Extracted data entries:

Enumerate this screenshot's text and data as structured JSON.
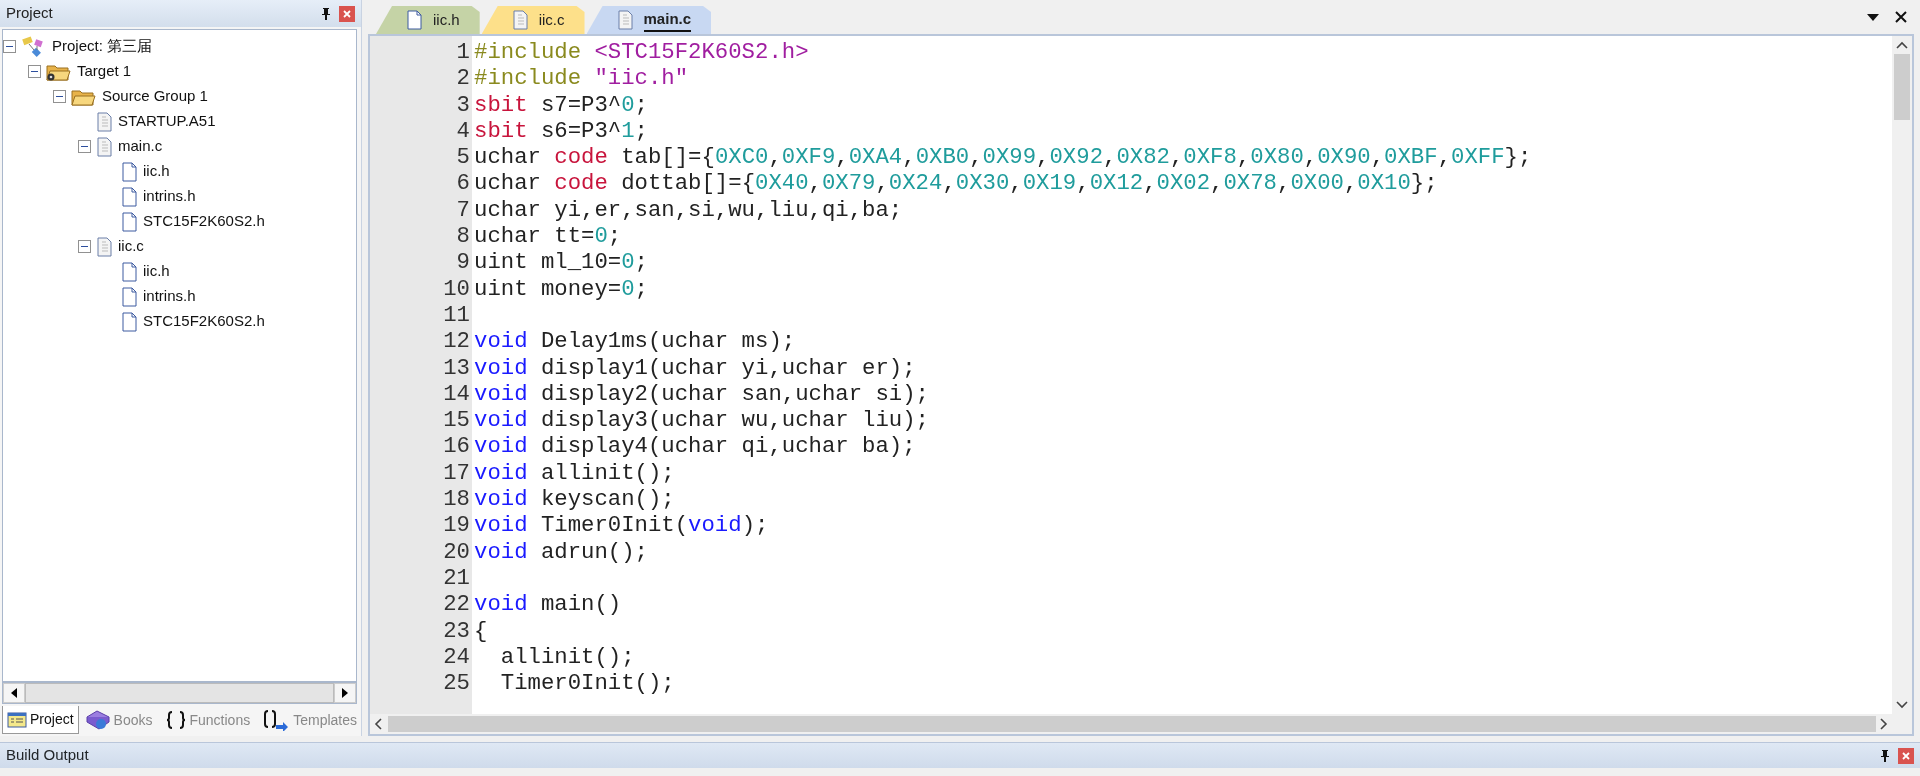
{
  "project_panel": {
    "title": "Project",
    "tree": [
      {
        "label": "Project: 第三届",
        "kind": "project",
        "expanded": true,
        "children": [
          {
            "label": "Target 1",
            "kind": "target",
            "expanded": true,
            "children": [
              {
                "label": "Source Group 1",
                "kind": "group",
                "expanded": true,
                "children": [
                  {
                    "label": "STARTUP.A51",
                    "kind": "source"
                  },
                  {
                    "label": "main.c",
                    "kind": "source",
                    "expanded": true,
                    "children": [
                      {
                        "label": "iic.h",
                        "kind": "header"
                      },
                      {
                        "label": "intrins.h",
                        "kind": "header"
                      },
                      {
                        "label": "STC15F2K60S2.h",
                        "kind": "header"
                      }
                    ]
                  },
                  {
                    "label": "iic.c",
                    "kind": "source",
                    "expanded": true,
                    "children": [
                      {
                        "label": "iic.h",
                        "kind": "header"
                      },
                      {
                        "label": "intrins.h",
                        "kind": "header"
                      },
                      {
                        "label": "STC15F2K60S2.h",
                        "kind": "header"
                      }
                    ]
                  }
                ]
              }
            ]
          }
        ]
      }
    ],
    "tabs": [
      {
        "label": "Project",
        "kind": "project",
        "selected": true
      },
      {
        "label": "Books",
        "kind": "books",
        "selected": false
      },
      {
        "label": "Functions",
        "kind": "functions",
        "selected": false
      },
      {
        "label": "Templates",
        "kind": "templates",
        "selected": false
      }
    ]
  },
  "editor": {
    "tabs": [
      {
        "label": "iic.h",
        "kind": "header",
        "color": "#c5d3a6",
        "selected": false
      },
      {
        "label": "iic.c",
        "kind": "source",
        "color": "#fde08a",
        "selected": false
      },
      {
        "label": "main.c",
        "kind": "source",
        "color": "#c8d8f2",
        "selected": true
      }
    ],
    "lines": [
      {
        "number": "1",
        "tokens": [
          {
            "kind": "preproc",
            "text": "#include "
          },
          {
            "kind": "string",
            "text": "<STC15F2K60S2.h>"
          }
        ]
      },
      {
        "number": "2",
        "tokens": [
          {
            "kind": "preproc",
            "text": "#include "
          },
          {
            "kind": "string",
            "text": "\"iic.h\""
          }
        ]
      },
      {
        "number": "3",
        "tokens": [
          {
            "kind": "type",
            "text": "sbit"
          },
          {
            "kind": "plain",
            "text": " s7=P3^"
          },
          {
            "kind": "number",
            "text": "0"
          },
          {
            "kind": "plain",
            "text": ";"
          }
        ]
      },
      {
        "number": "4",
        "tokens": [
          {
            "kind": "type",
            "text": "sbit"
          },
          {
            "kind": "plain",
            "text": " s6=P3^"
          },
          {
            "kind": "number",
            "text": "1"
          },
          {
            "kind": "plain",
            "text": ";"
          }
        ]
      },
      {
        "number": "5",
        "tokens": [
          {
            "kind": "plain",
            "text": "uchar "
          },
          {
            "kind": "type",
            "text": "code"
          },
          {
            "kind": "plain",
            "text": " tab[]={"
          },
          {
            "kind": "number",
            "text": "0XC0"
          },
          {
            "kind": "plain",
            "text": ","
          },
          {
            "kind": "number",
            "text": "0XF9"
          },
          {
            "kind": "plain",
            "text": ","
          },
          {
            "kind": "number",
            "text": "0XA4"
          },
          {
            "kind": "plain",
            "text": ","
          },
          {
            "kind": "number",
            "text": "0XB0"
          },
          {
            "kind": "plain",
            "text": ","
          },
          {
            "kind": "number",
            "text": "0X99"
          },
          {
            "kind": "plain",
            "text": ","
          },
          {
            "kind": "number",
            "text": "0X92"
          },
          {
            "kind": "plain",
            "text": ","
          },
          {
            "kind": "number",
            "text": "0X82"
          },
          {
            "kind": "plain",
            "text": ","
          },
          {
            "kind": "number",
            "text": "0XF8"
          },
          {
            "kind": "plain",
            "text": ","
          },
          {
            "kind": "number",
            "text": "0X80"
          },
          {
            "kind": "plain",
            "text": ","
          },
          {
            "kind": "number",
            "text": "0X90"
          },
          {
            "kind": "plain",
            "text": ","
          },
          {
            "kind": "number",
            "text": "0XBF"
          },
          {
            "kind": "plain",
            "text": ","
          },
          {
            "kind": "number",
            "text": "0XFF"
          },
          {
            "kind": "plain",
            "text": "};"
          }
        ]
      },
      {
        "number": "6",
        "tokens": [
          {
            "kind": "plain",
            "text": "uchar "
          },
          {
            "kind": "type",
            "text": "code"
          },
          {
            "kind": "plain",
            "text": " dottab[]={"
          },
          {
            "kind": "number",
            "text": "0X40"
          },
          {
            "kind": "plain",
            "text": ","
          },
          {
            "kind": "number",
            "text": "0X79"
          },
          {
            "kind": "plain",
            "text": ","
          },
          {
            "kind": "number",
            "text": "0X24"
          },
          {
            "kind": "plain",
            "text": ","
          },
          {
            "kind": "number",
            "text": "0X30"
          },
          {
            "kind": "plain",
            "text": ","
          },
          {
            "kind": "number",
            "text": "0X19"
          },
          {
            "kind": "plain",
            "text": ","
          },
          {
            "kind": "number",
            "text": "0X12"
          },
          {
            "kind": "plain",
            "text": ","
          },
          {
            "kind": "number",
            "text": "0X02"
          },
          {
            "kind": "plain",
            "text": ","
          },
          {
            "kind": "number",
            "text": "0X78"
          },
          {
            "kind": "plain",
            "text": ","
          },
          {
            "kind": "number",
            "text": "0X00"
          },
          {
            "kind": "plain",
            "text": ","
          },
          {
            "kind": "number",
            "text": "0X10"
          },
          {
            "kind": "plain",
            "text": "};"
          }
        ]
      },
      {
        "number": "7",
        "tokens": [
          {
            "kind": "plain",
            "text": "uchar yi,er,san,si,wu,liu,qi,ba;"
          }
        ]
      },
      {
        "number": "8",
        "tokens": [
          {
            "kind": "plain",
            "text": "uchar tt="
          },
          {
            "kind": "number",
            "text": "0"
          },
          {
            "kind": "plain",
            "text": ";"
          }
        ]
      },
      {
        "number": "9",
        "tokens": [
          {
            "kind": "plain",
            "text": "uint ml_10="
          },
          {
            "kind": "number",
            "text": "0"
          },
          {
            "kind": "plain",
            "text": ";"
          }
        ]
      },
      {
        "number": "10",
        "tokens": [
          {
            "kind": "plain",
            "text": "uint money="
          },
          {
            "kind": "number",
            "text": "0"
          },
          {
            "kind": "plain",
            "text": ";"
          }
        ]
      },
      {
        "number": "11"
      },
      {
        "number": "12",
        "tokens": [
          {
            "kind": "keyword",
            "text": "void"
          },
          {
            "kind": "plain",
            "text": " Delay1ms(uchar ms);"
          }
        ]
      },
      {
        "number": "13",
        "tokens": [
          {
            "kind": "keyword",
            "text": "void"
          },
          {
            "kind": "plain",
            "text": " display1(uchar yi,uchar er);"
          }
        ]
      },
      {
        "number": "14",
        "tokens": [
          {
            "kind": "keyword",
            "text": "void"
          },
          {
            "kind": "plain",
            "text": " display2(uchar san,uchar si);"
          }
        ]
      },
      {
        "number": "15",
        "tokens": [
          {
            "kind": "keyword",
            "text": "void"
          },
          {
            "kind": "plain",
            "text": " display3(uchar wu,uchar liu);"
          }
        ]
      },
      {
        "number": "16",
        "tokens": [
          {
            "kind": "keyword",
            "text": "void"
          },
          {
            "kind": "plain",
            "text": " display4(uchar qi,uchar ba);"
          }
        ]
      },
      {
        "number": "17",
        "tokens": [
          {
            "kind": "keyword",
            "text": "void"
          },
          {
            "kind": "plain",
            "text": " allinit();"
          }
        ]
      },
      {
        "number": "18",
        "tokens": [
          {
            "kind": "keyword",
            "text": "void"
          },
          {
            "kind": "plain",
            "text": " keyscan();"
          }
        ]
      },
      {
        "number": "19",
        "tokens": [
          {
            "kind": "keyword",
            "text": "void"
          },
          {
            "kind": "plain",
            "text": " Timer0Init("
          },
          {
            "kind": "keyword",
            "text": "void"
          },
          {
            "kind": "plain",
            "text": ");"
          }
        ]
      },
      {
        "number": "20",
        "tokens": [
          {
            "kind": "keyword",
            "text": "void"
          },
          {
            "kind": "plain",
            "text": " adrun();"
          }
        ]
      },
      {
        "number": "21"
      },
      {
        "number": "22",
        "tokens": [
          {
            "kind": "keyword",
            "text": "void"
          },
          {
            "kind": "plain",
            "text": " main()"
          }
        ]
      },
      {
        "number": "23",
        "tokens": [
          {
            "kind": "plain",
            "text": "{"
          }
        ]
      },
      {
        "number": "24",
        "tokens": [
          {
            "kind": "plain",
            "text": "  allinit();"
          }
        ]
      },
      {
        "number": "25",
        "tokens": [
          {
            "kind": "plain",
            "text": "  Timer0Init();"
          }
        ]
      }
    ]
  },
  "build_output": {
    "title": "Build Output"
  }
}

* What this task involves
Report only the number of lines that hold the string "expanded" in this listing.

* Response to the task
5